Objective: Reproduce all of the records exactly.

━━━━━━━━

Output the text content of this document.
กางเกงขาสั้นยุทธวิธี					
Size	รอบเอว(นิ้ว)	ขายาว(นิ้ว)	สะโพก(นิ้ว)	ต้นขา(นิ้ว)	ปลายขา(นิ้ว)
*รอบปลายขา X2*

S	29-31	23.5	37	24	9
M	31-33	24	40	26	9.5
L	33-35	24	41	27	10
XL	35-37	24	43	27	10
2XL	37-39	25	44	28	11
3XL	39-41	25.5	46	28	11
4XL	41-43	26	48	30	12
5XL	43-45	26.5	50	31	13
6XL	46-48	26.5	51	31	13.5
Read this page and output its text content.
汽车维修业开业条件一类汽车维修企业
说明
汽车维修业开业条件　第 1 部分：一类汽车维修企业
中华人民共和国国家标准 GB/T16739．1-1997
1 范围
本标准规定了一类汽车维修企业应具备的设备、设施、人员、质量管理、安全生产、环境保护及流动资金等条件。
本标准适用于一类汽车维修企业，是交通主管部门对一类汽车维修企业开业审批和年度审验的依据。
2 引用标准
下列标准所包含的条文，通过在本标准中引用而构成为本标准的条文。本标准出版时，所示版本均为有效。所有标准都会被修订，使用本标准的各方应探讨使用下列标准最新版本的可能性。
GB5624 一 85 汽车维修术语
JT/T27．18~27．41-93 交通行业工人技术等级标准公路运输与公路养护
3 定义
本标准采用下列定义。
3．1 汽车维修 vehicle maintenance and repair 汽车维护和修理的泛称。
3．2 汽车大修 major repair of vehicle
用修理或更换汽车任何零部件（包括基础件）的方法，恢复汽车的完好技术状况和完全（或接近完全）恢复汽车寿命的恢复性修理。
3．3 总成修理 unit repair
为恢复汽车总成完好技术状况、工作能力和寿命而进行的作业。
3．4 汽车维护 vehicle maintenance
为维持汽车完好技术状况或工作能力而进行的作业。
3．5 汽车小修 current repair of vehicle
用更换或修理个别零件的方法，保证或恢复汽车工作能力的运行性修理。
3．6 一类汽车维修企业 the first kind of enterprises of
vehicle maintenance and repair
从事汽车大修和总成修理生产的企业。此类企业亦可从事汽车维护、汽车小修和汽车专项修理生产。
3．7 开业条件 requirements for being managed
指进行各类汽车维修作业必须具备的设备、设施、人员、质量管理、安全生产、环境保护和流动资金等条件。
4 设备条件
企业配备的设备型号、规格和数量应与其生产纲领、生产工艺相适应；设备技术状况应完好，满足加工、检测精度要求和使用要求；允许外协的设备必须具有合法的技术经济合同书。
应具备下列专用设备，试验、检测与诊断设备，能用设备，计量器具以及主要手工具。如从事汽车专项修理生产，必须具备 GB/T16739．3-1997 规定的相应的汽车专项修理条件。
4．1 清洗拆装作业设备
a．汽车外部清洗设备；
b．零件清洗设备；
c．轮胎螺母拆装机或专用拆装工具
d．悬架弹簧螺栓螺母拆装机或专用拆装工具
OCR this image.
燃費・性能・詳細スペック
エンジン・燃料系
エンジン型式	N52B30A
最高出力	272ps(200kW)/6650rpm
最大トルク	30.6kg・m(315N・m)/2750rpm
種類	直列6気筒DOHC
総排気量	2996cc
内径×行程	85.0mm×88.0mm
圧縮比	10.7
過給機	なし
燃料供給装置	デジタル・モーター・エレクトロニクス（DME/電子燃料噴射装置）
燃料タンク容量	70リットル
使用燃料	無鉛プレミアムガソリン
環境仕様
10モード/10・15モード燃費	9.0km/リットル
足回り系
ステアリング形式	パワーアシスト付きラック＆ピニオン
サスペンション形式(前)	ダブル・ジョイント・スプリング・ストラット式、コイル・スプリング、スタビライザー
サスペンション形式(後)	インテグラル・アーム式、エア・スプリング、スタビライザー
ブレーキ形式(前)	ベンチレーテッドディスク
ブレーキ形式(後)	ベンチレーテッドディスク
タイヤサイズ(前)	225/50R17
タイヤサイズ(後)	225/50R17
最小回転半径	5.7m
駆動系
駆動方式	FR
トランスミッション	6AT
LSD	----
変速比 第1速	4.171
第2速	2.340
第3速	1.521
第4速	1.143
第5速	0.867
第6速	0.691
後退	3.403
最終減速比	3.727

━━━━━━━━

Result:
Output the text content of this document.
กางเกงขาสั้นยุทธวิธี					
Size	รอบเอว(นิ้ว)	ขายาว(นิ้ว)	สะโพก(นิ้ว)	ต้นขา(นิ้ว)	ปลายขา(นิ้ว)
*รอบปลายขา X2*

S	29-31	23.5	37	24	9
M	31-33	24	40	26	9.5
L	33-35	24	41	27	10
XL	35-37	24	43	27	10
2XL	37-39	25	44	28	11
3XL	39-41	25.5	46	28	11
4XL	41-43	26	48	30	12
5XL	43-45	26.5	50	31	13
6XL	46-48	26.5	51	31	13.5
Read this page and output its text content.
汽车维修业开业条件一类汽车维修企业
说明
汽车维修业开业条件　第 1 部分：一类汽车维修企业
中华人民共和国国家标准 GB/T16739．1-1997
1 范围
本标准规定了一类汽车维修企业应具备的设备、设施、人员、质量管理、安全生产、环境保护及流动资金等条件。
本标准适用于一类汽车维修企业，是交通主管部门对一类汽车维修企业开业审批和年度审验的依据。
2 引用标准
下列标准所包含的条文，通过在本标准中引用而构成为本标准的条文。本标准出版时，所示版本均为有效。所有标准都会被修订，使用本标准的各方应探讨使用下列标准最新版本的可能性。
GB5624 一 85 汽车维修术语
JT/T27．18~27．41-93 交通行业工人技术等级标准公路运输与公路养护
3 定义
本标准采用下列定义。
3．1 汽车维修 vehicle maintenance and repair 汽车维护和修理的泛称。
3．2 汽车大修 major repair of vehicle
用修理或更换汽车任何零部件（包括基础件）的方法，恢复汽车的完好技术状况和完全（或接近完全）恢复汽车寿命的恢复性修理。
3．3 总成修理 unit repair
为恢复汽车总成完好技术状况、工作能力和寿命而进行的作业。
3．4 汽车维护 vehicle maintenance
为维持汽车完好技术状况或工作能力而进行的作业。
3．5 汽车小修 current repair of vehicle
用更换或修理个别零件的方法，保证或恢复汽车工作能力的运行性修理。
3．6 一类汽车维修企业 the first kind of enterprises of
vehicle maintenance and repair
从事汽车大修和总成修理生产的企业。此类企业亦可从事汽车维护、汽车小修和汽车专项修理生产。
3．7 开业条件 requirements for being managed
指进行各类汽车维修作业必须具备的设备、设施、人员、质量管理、安全生产、环境保护和流动资金等条件。
4 设备条件
企业配备的设备型号、规格和数量应与其生产纲领、生产工艺相适应；设备技术状况应完好，满足加工、检测精度要求和使用要求；允许外协的设备必须具有合法的技术经济合同书。
应具备下列专用设备，试验、检测与诊断设备，能用设备，计量器具以及主要手工具。如从事汽车专项修理生产，必须具备 GB/T16739．3-1997 规定的相应的汽车专项修理条件。
4．1 清洗拆装作业设备
a．汽车外部清洗设备；
b．零件清洗设备；
c．轮胎螺母拆装机或专用拆装工具
d．悬架弹簧螺栓螺母拆装机或专用拆装工具
OCR this image.
燃費・性能・詳細スペック
エンジン・燃料系
エンジン型式	N52B30A
最高出力	272ps(200kW)/6650rpm
最大トルク	30.6kg・m(315N・m)/2750rpm
種類	直列6気筒DOHC
総排気量	2996cc
内径×行程	85.0mm×88.0mm
圧縮比	10.7
過給機	なし
燃料供給装置	デジタル・モーター・エレクトロニクス（DME/電子燃料噴射装置）
燃料タンク容量	70リットル
使用燃料	無鉛プレミアムガソリン
環境仕様
10モード/10・15モード燃費	9.0km/リットル
足回り系
ステアリング形式	パワーアシスト付きラック＆ピニオン
サスペンション形式(前)	ダブル・ジョイント・スプリング・ストラット式、コイル・スプリング、スタビライザー
サスペンション形式(後)	インテグラル・アーム式、エア・スプリング、スタビライザー
ブレーキ形式(前)	ベンチレーテッドディスク
ブレーキ形式(後)	ベンチレーテッドディスク
タイヤサイズ(前)	225/50R17
タイヤサイズ(後)	225/50R17
最小回転半径	5.7m
駆動系
駆動方式	FR
トランスミッション	6AT
LSD	----
変速比 第1速	4.171
第2速	2.340
第3速	1.521
第4速	1.143
第5速	0.867
第6速	0.691
後退	3.403
最終減速比	3.727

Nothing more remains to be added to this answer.